:: Dataset records ::

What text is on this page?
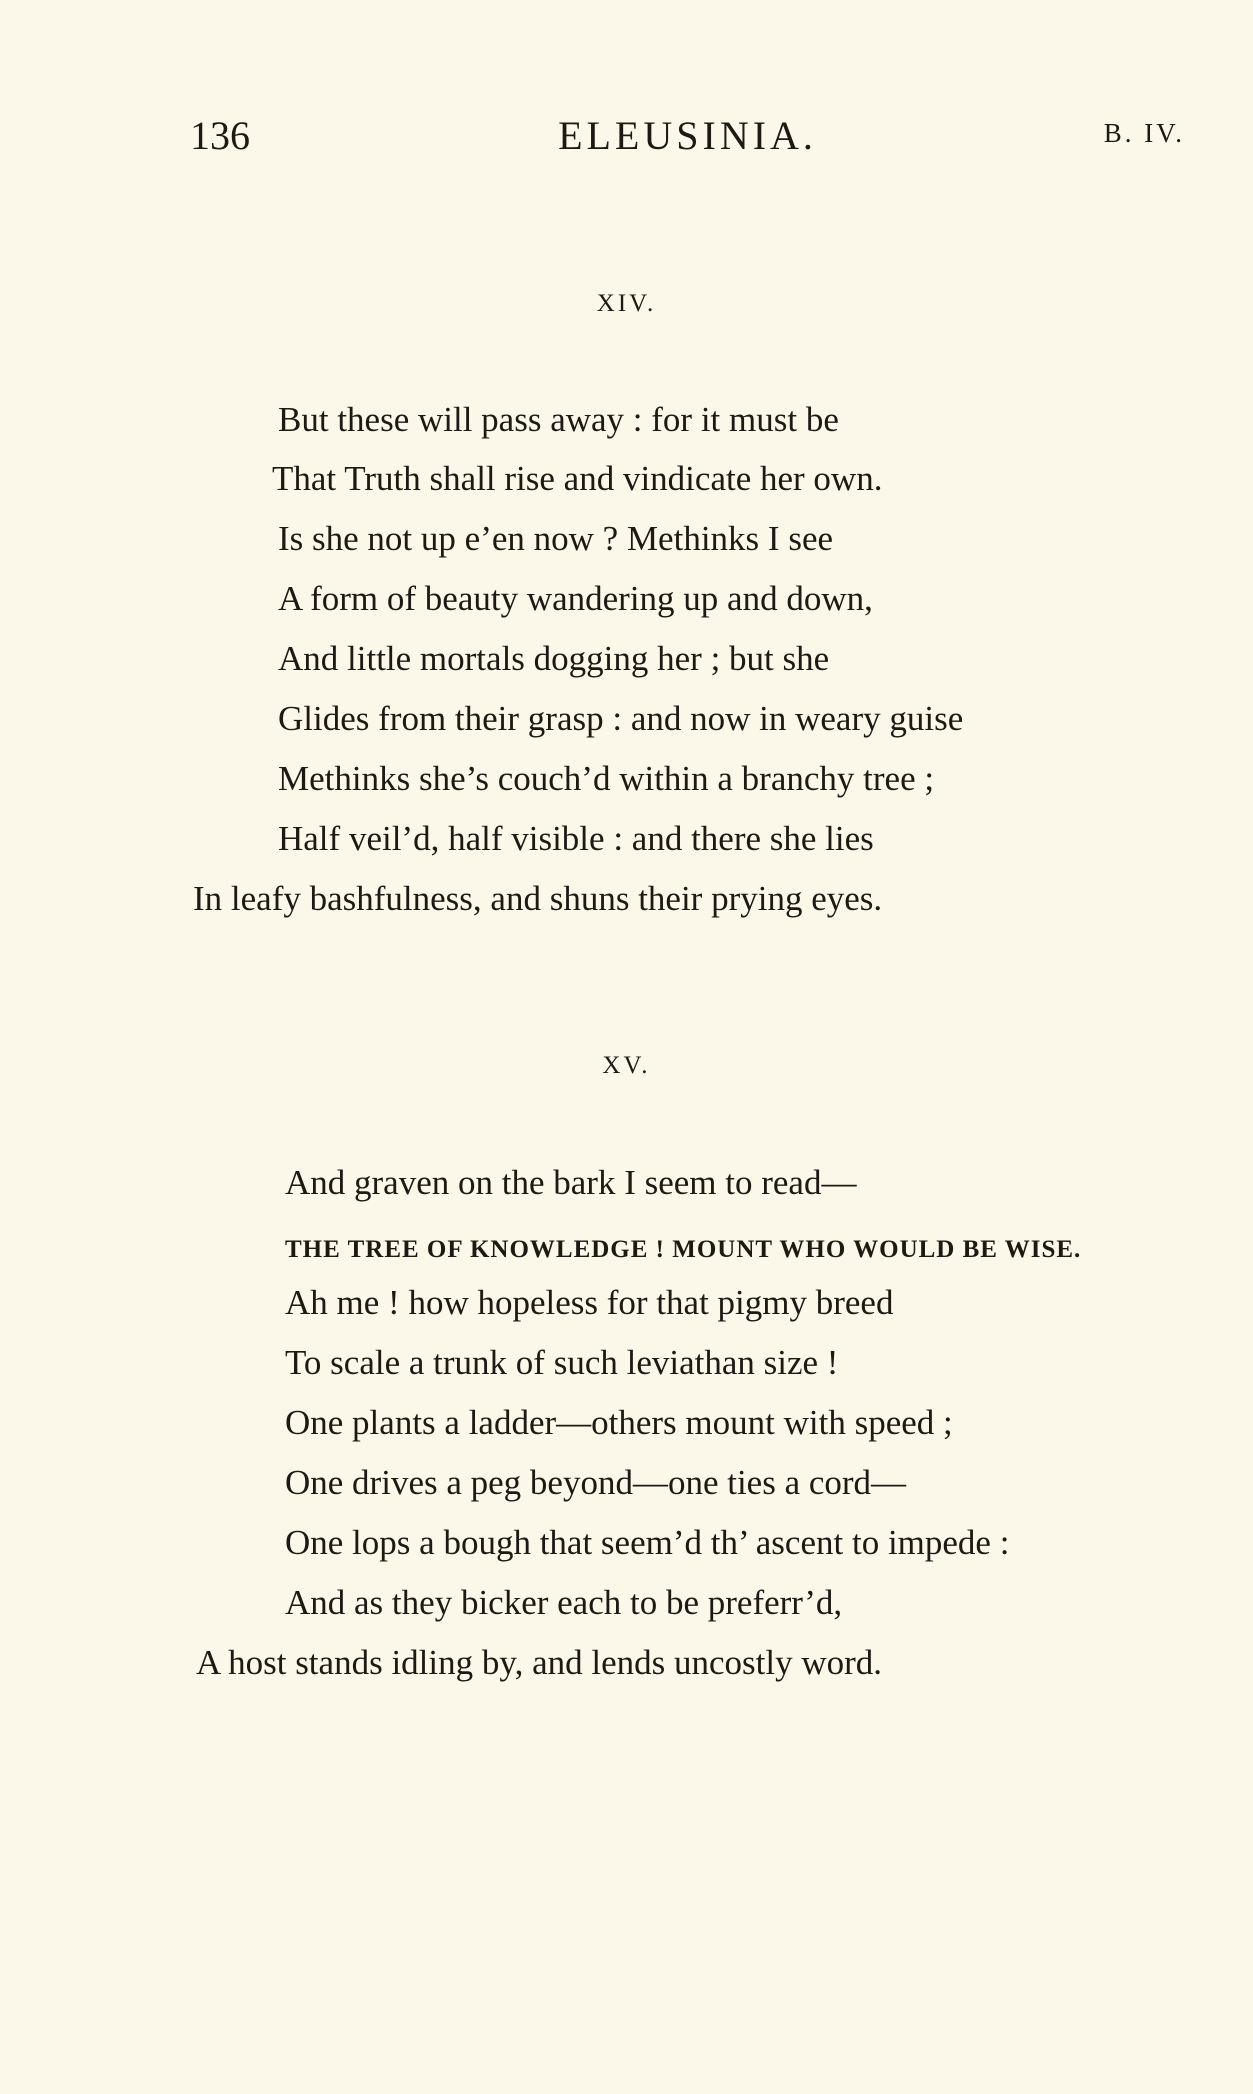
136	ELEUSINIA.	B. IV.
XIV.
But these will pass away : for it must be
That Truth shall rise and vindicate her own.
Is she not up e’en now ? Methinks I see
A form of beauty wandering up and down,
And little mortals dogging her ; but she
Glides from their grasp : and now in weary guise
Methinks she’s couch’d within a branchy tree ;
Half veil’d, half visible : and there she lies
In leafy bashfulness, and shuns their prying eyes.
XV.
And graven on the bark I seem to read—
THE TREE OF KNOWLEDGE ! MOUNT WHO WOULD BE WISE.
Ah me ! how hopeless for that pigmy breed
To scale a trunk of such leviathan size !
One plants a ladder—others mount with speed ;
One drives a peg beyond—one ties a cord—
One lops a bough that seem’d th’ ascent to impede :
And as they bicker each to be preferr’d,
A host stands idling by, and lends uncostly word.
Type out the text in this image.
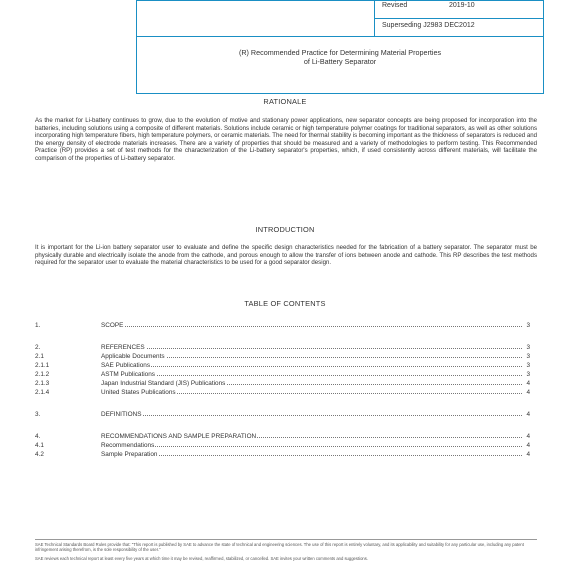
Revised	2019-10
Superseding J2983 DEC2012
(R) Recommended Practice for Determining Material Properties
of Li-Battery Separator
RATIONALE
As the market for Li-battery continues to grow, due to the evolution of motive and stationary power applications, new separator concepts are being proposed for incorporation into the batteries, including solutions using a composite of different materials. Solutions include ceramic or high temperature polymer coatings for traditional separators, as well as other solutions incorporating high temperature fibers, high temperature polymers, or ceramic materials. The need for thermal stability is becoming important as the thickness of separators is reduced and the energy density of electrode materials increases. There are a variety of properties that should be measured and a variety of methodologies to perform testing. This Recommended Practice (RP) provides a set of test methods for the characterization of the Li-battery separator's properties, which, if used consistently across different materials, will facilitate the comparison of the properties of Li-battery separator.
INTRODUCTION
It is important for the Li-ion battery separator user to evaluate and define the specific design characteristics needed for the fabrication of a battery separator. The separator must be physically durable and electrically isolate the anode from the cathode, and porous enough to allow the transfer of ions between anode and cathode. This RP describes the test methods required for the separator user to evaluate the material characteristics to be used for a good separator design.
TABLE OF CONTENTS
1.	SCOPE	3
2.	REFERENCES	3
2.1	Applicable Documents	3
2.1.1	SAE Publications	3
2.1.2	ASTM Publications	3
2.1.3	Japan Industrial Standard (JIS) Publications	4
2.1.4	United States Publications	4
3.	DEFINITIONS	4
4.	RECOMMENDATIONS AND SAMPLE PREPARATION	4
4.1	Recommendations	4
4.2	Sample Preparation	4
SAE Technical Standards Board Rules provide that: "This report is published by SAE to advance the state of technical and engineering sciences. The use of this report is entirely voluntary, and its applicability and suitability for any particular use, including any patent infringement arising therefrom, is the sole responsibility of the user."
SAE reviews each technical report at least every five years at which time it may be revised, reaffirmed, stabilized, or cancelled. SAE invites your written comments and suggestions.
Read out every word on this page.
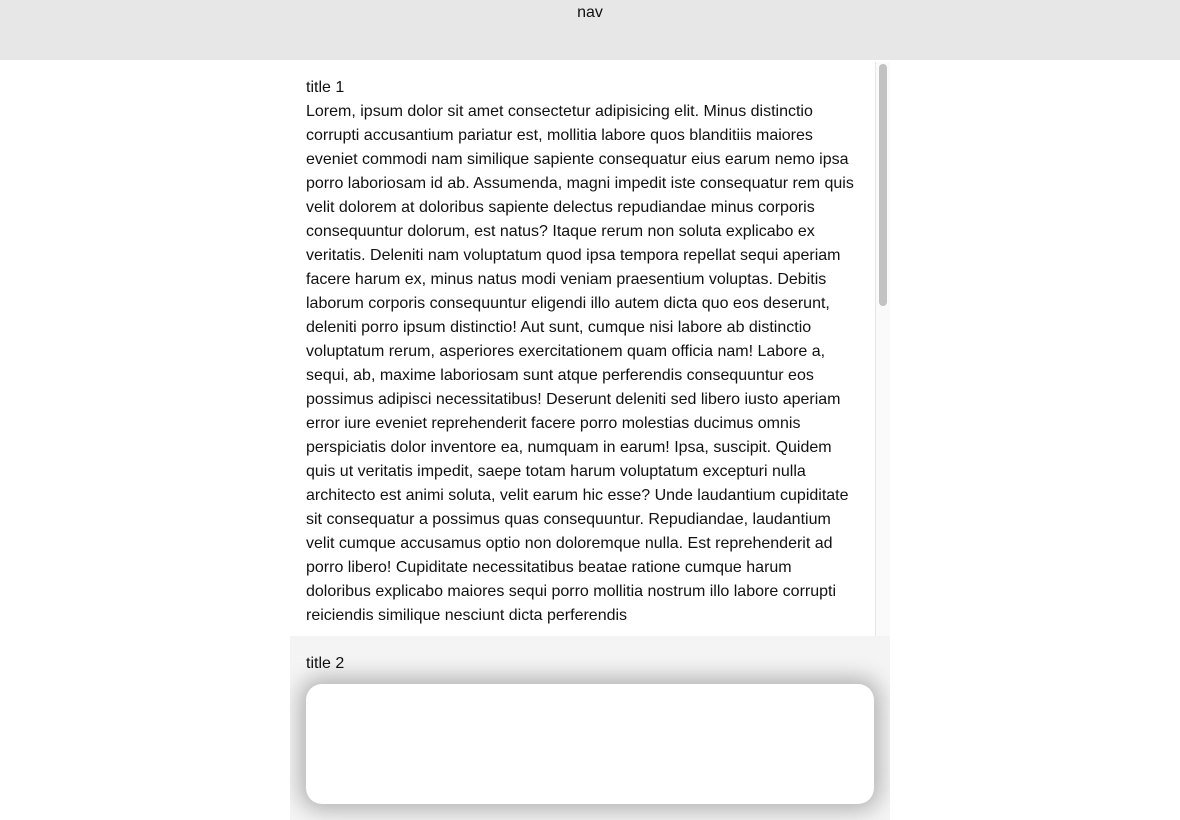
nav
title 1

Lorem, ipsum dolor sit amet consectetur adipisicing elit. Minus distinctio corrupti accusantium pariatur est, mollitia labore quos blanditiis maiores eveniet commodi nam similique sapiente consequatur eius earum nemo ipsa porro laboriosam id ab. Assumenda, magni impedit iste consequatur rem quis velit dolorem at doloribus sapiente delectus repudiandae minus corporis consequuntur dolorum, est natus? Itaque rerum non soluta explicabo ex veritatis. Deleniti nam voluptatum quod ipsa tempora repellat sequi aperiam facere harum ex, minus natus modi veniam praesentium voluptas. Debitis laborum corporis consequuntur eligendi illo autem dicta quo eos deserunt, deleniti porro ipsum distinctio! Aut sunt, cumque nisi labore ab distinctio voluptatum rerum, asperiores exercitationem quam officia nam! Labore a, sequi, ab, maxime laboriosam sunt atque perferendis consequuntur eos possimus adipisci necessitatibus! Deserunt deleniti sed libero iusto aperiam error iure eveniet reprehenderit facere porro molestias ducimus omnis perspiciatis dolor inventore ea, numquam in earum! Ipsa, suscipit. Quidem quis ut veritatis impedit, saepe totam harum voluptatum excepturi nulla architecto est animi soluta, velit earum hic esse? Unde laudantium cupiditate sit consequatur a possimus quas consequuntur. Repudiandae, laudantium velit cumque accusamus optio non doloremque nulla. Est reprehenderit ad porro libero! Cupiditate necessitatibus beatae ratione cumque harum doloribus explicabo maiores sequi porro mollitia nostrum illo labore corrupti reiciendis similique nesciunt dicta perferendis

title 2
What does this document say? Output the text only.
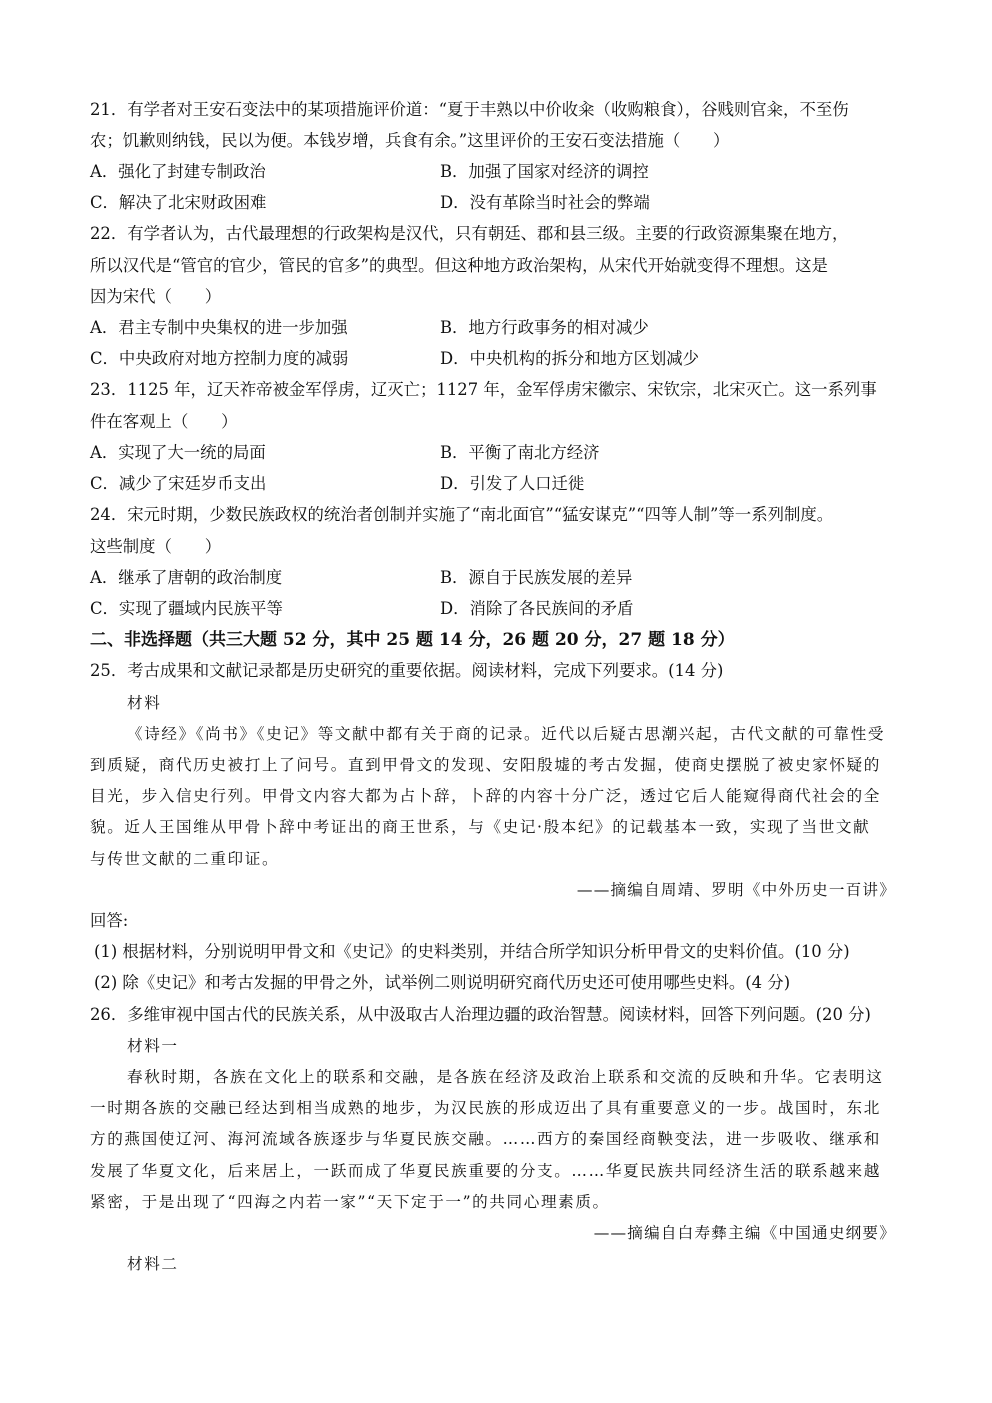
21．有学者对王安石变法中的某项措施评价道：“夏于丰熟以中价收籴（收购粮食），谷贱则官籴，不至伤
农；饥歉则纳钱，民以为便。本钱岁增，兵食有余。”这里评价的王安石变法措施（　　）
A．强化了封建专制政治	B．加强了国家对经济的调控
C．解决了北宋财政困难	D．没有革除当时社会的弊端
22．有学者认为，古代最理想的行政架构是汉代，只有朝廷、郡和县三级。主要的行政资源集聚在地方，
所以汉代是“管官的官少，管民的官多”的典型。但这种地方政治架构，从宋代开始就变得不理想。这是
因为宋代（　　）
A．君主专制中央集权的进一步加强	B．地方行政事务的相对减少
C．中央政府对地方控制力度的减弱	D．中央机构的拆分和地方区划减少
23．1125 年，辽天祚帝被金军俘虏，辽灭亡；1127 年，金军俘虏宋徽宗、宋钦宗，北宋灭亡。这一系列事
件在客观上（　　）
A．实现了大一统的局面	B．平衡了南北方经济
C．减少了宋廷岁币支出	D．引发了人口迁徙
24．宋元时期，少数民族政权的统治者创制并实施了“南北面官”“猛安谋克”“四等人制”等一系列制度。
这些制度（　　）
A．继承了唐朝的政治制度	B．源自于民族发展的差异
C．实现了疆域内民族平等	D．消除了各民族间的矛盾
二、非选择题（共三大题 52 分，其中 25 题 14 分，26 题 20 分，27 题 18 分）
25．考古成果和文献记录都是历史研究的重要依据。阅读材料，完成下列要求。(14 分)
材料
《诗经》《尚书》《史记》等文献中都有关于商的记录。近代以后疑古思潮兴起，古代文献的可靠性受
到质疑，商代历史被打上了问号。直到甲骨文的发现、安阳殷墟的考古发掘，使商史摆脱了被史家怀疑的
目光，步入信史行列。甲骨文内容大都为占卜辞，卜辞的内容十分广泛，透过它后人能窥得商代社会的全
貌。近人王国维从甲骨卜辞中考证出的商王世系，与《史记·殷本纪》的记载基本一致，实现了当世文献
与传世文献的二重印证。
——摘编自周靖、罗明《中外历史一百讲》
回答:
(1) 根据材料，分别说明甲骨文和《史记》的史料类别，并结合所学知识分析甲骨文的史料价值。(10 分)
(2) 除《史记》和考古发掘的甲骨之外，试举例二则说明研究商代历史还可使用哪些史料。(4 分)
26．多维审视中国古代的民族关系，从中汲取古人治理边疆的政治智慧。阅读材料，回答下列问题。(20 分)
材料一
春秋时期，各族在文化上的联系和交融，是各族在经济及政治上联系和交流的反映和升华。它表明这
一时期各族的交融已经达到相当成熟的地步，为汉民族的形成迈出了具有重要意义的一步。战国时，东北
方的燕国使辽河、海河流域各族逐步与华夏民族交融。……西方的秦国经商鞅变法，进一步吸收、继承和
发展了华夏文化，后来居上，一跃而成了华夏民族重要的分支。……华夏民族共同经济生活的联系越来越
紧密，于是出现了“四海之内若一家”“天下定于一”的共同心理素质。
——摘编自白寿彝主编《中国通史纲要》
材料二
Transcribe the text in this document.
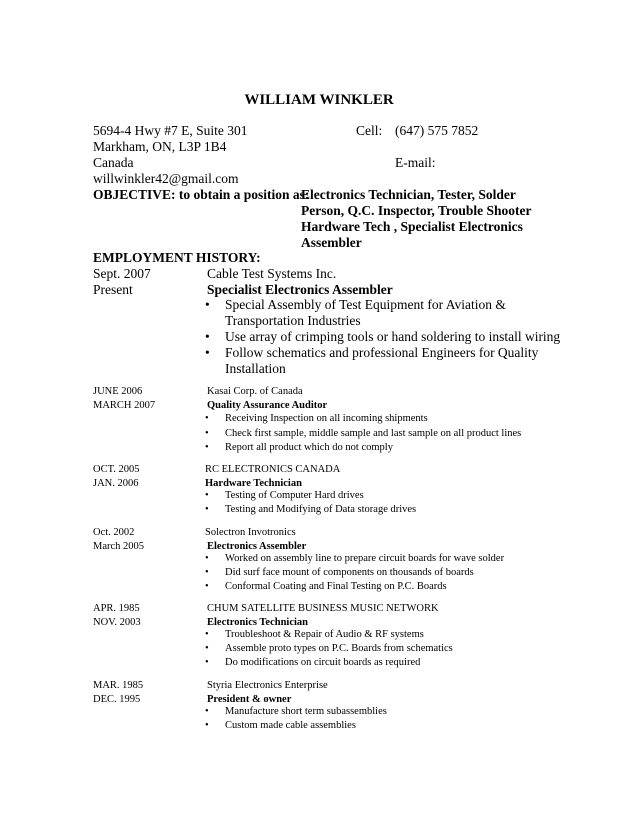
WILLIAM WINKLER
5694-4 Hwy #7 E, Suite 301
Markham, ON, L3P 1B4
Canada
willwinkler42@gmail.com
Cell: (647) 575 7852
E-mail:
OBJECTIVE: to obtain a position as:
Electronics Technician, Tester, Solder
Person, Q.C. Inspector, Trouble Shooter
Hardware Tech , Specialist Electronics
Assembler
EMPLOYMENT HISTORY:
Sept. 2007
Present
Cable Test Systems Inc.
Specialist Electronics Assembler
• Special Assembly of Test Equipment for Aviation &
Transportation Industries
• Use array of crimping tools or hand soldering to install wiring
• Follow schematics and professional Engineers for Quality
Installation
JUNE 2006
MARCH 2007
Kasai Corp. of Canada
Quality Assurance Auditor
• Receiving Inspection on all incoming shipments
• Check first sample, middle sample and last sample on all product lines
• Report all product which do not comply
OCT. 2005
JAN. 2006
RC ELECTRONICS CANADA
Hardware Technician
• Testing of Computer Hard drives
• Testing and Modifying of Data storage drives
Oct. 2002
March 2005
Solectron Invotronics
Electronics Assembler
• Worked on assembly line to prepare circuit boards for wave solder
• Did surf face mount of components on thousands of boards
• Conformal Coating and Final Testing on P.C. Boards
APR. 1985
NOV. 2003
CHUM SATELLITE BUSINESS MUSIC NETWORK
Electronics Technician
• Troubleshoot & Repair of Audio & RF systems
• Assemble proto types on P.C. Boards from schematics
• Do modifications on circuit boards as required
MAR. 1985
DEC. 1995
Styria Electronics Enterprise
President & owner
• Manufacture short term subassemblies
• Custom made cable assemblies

:::

Give the count of lines in the records that contain "required", and no other text.

2